= Instrucciones =
(a) En la crónica del partido, ¿con qué pierna clavó Federico Viñas el gol?
(b) Cambia "game-board" por "board-grid" en las líneas del listado desde la que contiene "- new-game-button[interactable]: new" hasta la que contiene "Output each element", ambas incluidas. Escribe solo esas líneas, sin ningún otro cambio.

··· Texto mostrado

En los penales, poco importó que Guillermo Ochoa hubiera atajado uno desde el instinto o que Guido Rodríguez fuera el mejor del curso y que la pelota no le obedeciera en un envío lanzado a Plutón o que Nico Castillo se creyera más de lo que es al pedir el primer balón. 

Pudo más aquella vieja resiliencia regia, que vivió en los guantes magnetizados de Marcelo Barovero o en la templanza de Rogelio Funes Mori o en la sangre de Janssen o en la pasmosa frialdad del victimario Vangioni.

El América vio cómo se diluyeron sus esfuerzos. Al inicio, como quien sube un monte, teniendo clara la punta, Federico Viñas retuvo la pelota de espaldas, giró, escaló una y otra vez el borde del área  y clavó la estaca con la zurda cuando había llegado al objetivo del gol; la pelota pegó en el primer palo y Viñas ni se inmutó. Lo tenía todo planeado. 

Antes de la tanda de penales, Monterrey, anestesiado, no había entendido en el primer lapso que los partidos se juegan desde la propuesta, porque hacerlo a no perder, casi siempre es perder. Desorbitado, el equipo del ‘Turco’ Mohamed tenía tanta ofensividad como filo tiene una almohada. 

Un intento de Funes Mori se esfumó en el pecho de Guillermo Ochoa; el VAR  le anulaba legítimamente un tanto a Bruno Valdez y a Roger Martínez, pero el América era una locomotora, que pulverizaba cada aliento regio, consumido en la ausencia de temeridad. 

Entonces, Miguel Layún rechazó al centro un envío, por derecha; Richard Sánchez se tomó un café en el balcón del área; le puso dos de azúcar, alzó la cara y le metió el borde interno a la pelota hacia el poste más lejano de un Marcelo Barovero que, tendido en el aire, iba haciendo muecas de gol en contra. El ‘Trapito’ se estiró como el que más, pero aquel envío contenía mucha calma, más colocación y demasiada cafeína.

······
··· Datos del listado

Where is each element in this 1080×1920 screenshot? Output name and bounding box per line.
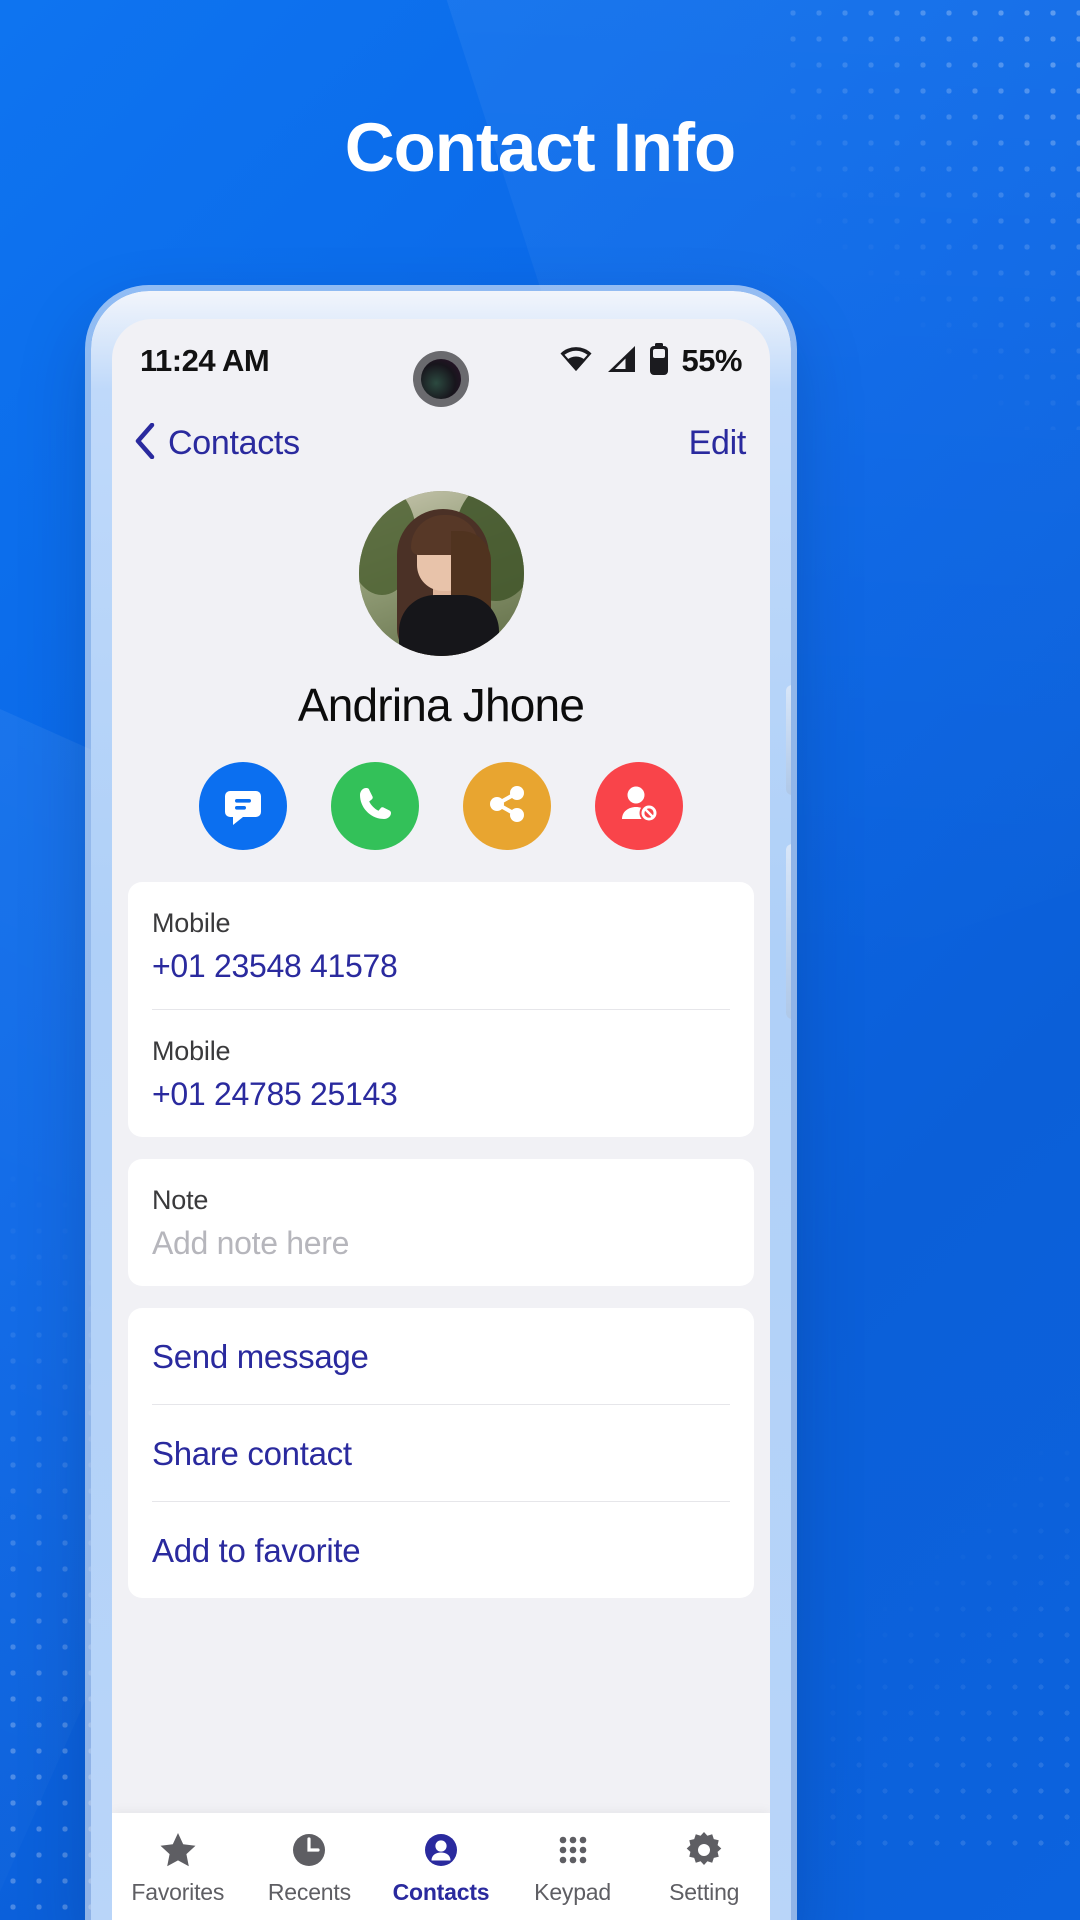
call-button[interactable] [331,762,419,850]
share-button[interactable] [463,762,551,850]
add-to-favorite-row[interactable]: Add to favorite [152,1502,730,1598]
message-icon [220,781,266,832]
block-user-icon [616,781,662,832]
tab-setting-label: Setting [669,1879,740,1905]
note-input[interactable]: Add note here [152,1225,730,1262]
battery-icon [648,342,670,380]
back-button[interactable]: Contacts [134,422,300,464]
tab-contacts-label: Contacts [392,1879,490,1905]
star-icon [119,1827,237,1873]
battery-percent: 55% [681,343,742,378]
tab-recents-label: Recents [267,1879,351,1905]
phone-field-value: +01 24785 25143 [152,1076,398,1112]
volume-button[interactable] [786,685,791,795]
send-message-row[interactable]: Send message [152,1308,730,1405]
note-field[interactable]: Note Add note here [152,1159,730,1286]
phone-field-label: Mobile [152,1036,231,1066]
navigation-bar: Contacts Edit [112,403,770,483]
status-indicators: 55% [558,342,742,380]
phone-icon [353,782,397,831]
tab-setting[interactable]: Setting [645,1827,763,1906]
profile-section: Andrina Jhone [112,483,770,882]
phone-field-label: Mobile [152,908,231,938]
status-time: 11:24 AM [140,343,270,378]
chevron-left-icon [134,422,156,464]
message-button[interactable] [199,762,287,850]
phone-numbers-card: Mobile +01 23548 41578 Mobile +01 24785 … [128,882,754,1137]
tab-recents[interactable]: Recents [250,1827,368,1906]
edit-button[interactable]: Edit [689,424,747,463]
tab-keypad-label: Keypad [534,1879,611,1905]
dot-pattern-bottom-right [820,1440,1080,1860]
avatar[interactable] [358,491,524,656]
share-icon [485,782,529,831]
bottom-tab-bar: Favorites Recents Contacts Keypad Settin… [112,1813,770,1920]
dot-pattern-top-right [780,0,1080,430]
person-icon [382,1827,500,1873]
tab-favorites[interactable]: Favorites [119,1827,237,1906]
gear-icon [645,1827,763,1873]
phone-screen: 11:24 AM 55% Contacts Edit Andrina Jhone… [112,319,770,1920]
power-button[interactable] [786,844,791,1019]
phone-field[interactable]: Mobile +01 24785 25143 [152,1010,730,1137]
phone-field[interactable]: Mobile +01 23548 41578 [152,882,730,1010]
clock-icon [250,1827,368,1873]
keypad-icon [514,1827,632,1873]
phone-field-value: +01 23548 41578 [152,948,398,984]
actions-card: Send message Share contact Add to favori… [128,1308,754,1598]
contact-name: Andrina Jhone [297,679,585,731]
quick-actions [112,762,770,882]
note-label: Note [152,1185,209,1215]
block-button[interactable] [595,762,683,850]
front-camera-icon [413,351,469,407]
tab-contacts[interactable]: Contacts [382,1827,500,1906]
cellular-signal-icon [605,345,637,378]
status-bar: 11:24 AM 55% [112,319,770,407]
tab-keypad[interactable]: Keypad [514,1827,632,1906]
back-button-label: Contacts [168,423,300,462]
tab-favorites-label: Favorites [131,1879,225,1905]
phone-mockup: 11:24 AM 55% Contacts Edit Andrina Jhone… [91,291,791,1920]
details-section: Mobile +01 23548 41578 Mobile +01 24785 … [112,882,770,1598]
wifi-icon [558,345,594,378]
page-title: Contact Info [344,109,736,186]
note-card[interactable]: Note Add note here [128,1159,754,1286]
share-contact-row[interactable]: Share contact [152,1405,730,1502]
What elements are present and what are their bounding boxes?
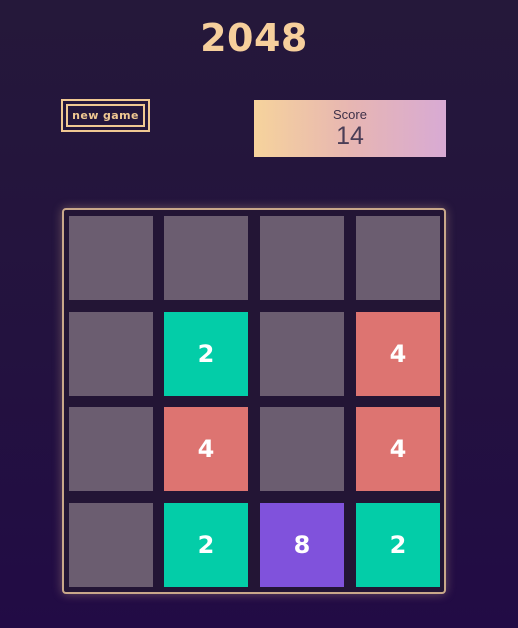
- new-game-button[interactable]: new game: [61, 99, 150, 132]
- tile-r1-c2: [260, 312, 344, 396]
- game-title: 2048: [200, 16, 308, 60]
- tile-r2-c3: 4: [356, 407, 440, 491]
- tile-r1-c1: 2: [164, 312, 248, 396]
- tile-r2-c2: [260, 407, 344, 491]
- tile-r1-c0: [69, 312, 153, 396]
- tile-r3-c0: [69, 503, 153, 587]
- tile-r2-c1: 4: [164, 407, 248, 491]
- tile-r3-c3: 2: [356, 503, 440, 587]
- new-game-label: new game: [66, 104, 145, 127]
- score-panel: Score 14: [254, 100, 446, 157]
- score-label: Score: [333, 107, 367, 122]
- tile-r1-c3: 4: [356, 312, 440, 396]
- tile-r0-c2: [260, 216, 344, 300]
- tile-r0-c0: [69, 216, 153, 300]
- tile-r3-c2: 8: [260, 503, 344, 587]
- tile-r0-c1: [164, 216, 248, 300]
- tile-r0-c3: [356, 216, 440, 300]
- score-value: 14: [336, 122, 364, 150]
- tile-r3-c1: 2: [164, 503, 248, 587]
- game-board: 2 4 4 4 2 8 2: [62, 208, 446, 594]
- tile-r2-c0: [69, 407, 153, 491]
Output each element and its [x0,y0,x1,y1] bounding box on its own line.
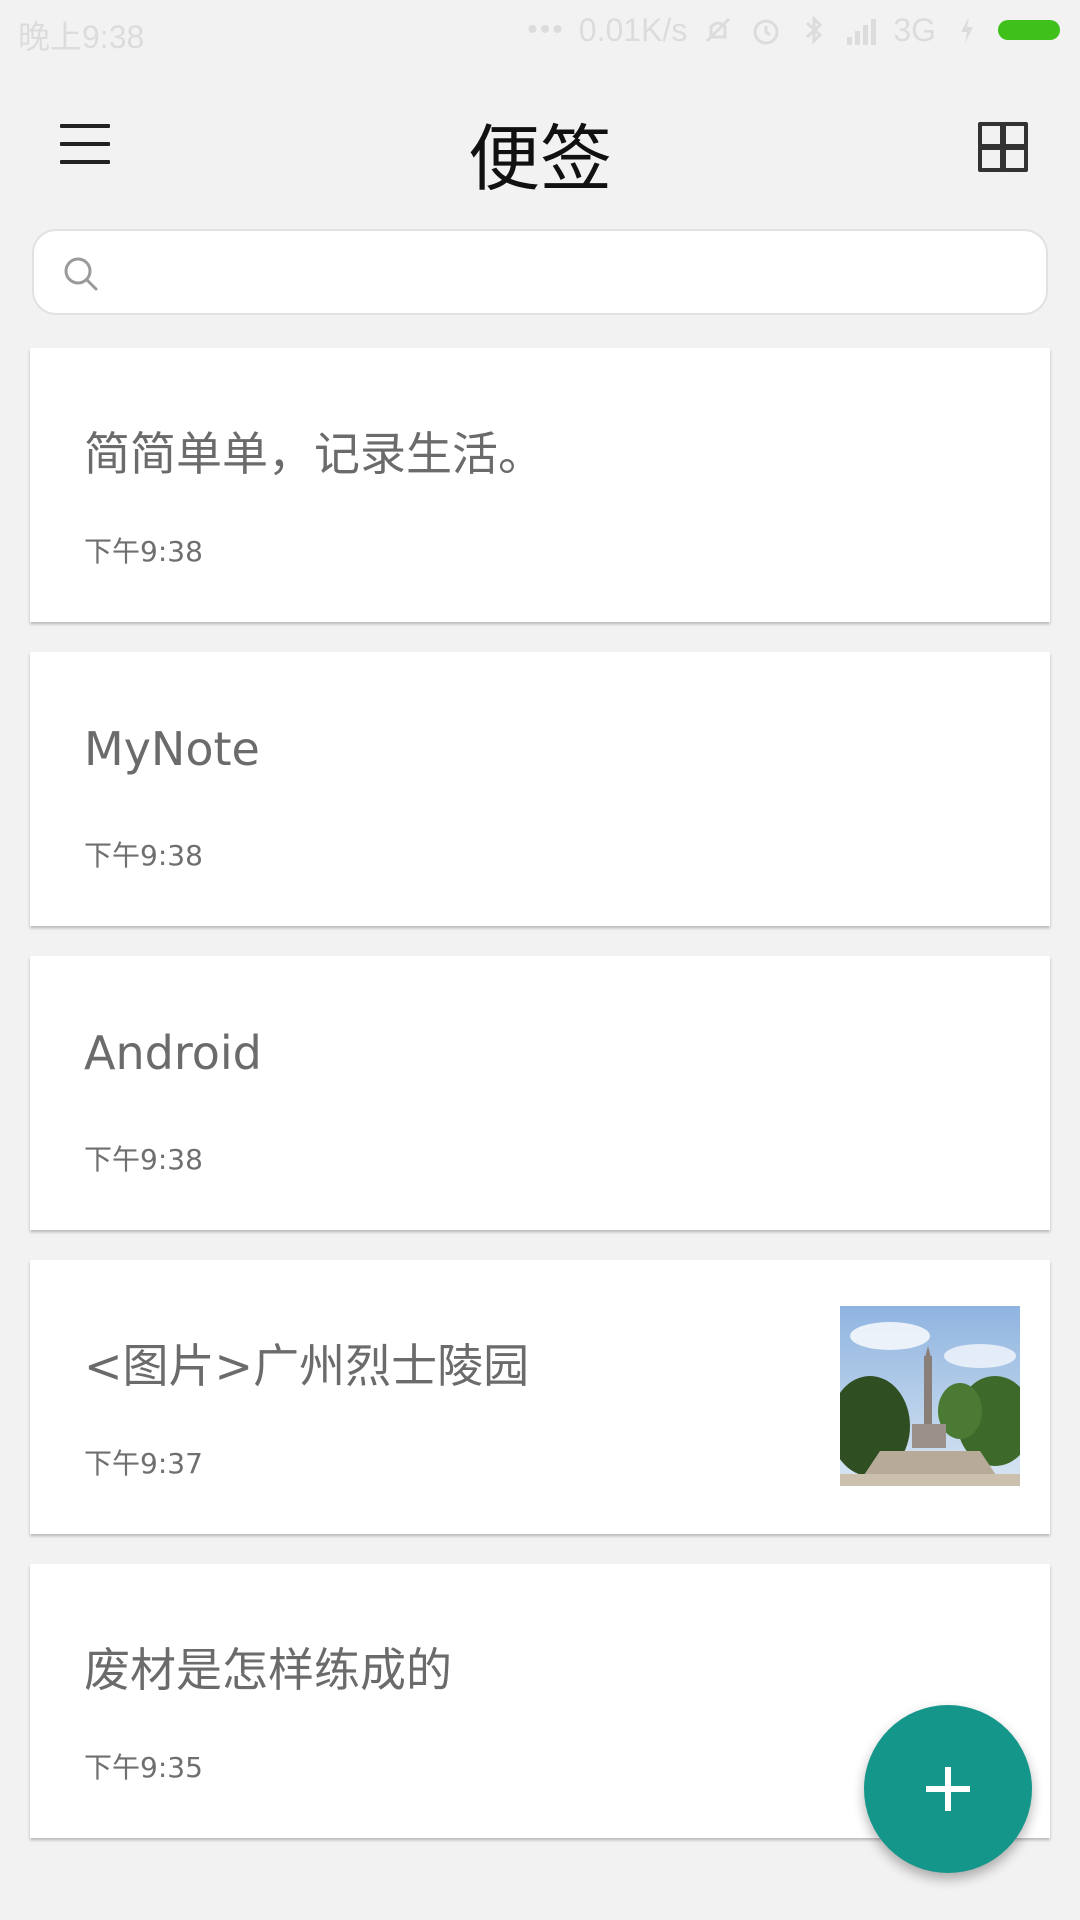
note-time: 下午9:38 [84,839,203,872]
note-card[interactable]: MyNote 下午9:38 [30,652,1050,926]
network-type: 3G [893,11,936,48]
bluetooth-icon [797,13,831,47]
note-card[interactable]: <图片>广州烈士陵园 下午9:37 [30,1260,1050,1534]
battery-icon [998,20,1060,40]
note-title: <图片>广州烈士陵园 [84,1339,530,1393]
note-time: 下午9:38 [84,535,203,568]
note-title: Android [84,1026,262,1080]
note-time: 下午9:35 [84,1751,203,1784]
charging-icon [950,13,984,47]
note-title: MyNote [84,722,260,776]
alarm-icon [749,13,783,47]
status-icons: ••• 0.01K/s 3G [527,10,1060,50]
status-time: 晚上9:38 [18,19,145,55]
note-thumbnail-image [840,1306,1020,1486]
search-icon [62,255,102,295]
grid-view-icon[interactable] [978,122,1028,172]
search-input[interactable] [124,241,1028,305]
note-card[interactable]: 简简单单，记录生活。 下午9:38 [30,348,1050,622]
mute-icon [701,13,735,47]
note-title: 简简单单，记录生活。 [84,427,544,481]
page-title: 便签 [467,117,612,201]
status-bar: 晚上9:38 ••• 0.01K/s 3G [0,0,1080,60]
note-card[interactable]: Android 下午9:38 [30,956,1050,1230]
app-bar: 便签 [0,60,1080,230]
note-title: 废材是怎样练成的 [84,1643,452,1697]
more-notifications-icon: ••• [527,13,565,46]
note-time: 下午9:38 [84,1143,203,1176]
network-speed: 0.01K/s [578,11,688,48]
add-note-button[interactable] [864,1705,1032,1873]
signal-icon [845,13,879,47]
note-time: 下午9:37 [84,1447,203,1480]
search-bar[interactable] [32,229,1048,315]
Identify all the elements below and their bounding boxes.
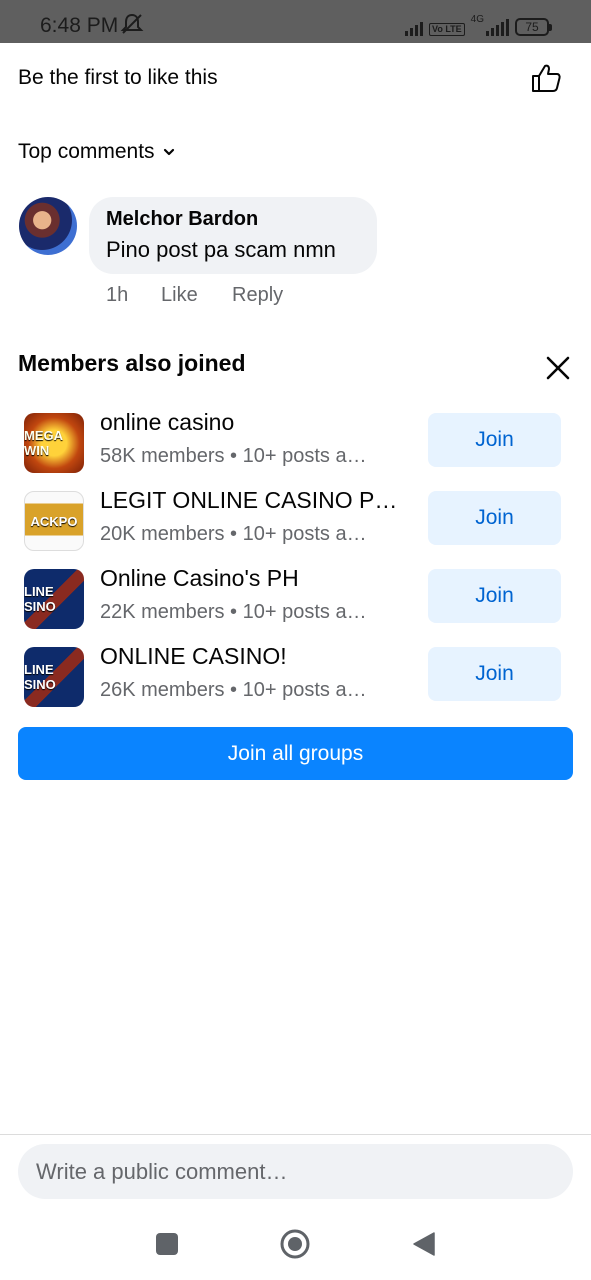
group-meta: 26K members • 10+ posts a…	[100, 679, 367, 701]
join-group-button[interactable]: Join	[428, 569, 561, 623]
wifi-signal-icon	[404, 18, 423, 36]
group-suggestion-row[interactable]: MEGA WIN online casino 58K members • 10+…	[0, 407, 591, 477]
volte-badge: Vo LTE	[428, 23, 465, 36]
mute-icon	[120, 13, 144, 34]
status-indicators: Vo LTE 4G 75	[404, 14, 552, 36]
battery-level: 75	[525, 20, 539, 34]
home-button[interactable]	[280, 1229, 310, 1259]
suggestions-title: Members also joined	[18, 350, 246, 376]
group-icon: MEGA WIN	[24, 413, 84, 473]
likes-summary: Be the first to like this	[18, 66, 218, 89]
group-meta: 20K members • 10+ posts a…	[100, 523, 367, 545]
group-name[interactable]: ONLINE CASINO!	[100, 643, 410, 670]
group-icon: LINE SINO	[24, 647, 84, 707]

······

= Respuestas completas =
(a) Con la zurda.

(b)
- new-game-button[interactable]: new game: [61, 99, 150, 132]
- tile-r1-c2: [260, 312, 344, 396]
- game-title: 2048: [200, 16, 308, 60]
- tile-r2-c3: 4: [356, 407, 440, 491]
- tile-r1-c1: 2: [164, 312, 248, 396]
- tile-r2-c2: [260, 407, 344, 491]
- tile-r1-c0: [69, 312, 153, 396]
- tile-r3-c0: [69, 503, 153, 587]
- tile-r2-c1: 4: [164, 407, 248, 491]
- tile-r3-c3: 2: [356, 503, 440, 587]
- new-game-label: new game: [66, 104, 145, 127]
- score-panel: Score 14: [254, 100, 446, 157]
- score-label: Score: [333, 107, 367, 122]
- tile-r1-c3: 4: [356, 312, 440, 396]
- tile-r0-c2: [260, 216, 344, 300]
- tile-r0-c0: [69, 216, 153, 300]
- tile-r3-c2: 8: [260, 503, 344, 587]
- tile-r0-c1: [164, 216, 248, 300]
- tile-r0-c3: [356, 216, 440, 300]
- score-value: 14: [336, 122, 364, 150]
- tile-r3-c1: 2: [164, 503, 248, 587]
- board-grid: 2 4 4 4 2 8 2: [62, 208, 446, 594]
- tile-r2-c0: [69, 407, 153, 491]
Output each element and its [x0,y0,x1,y1] bounding box on its own line.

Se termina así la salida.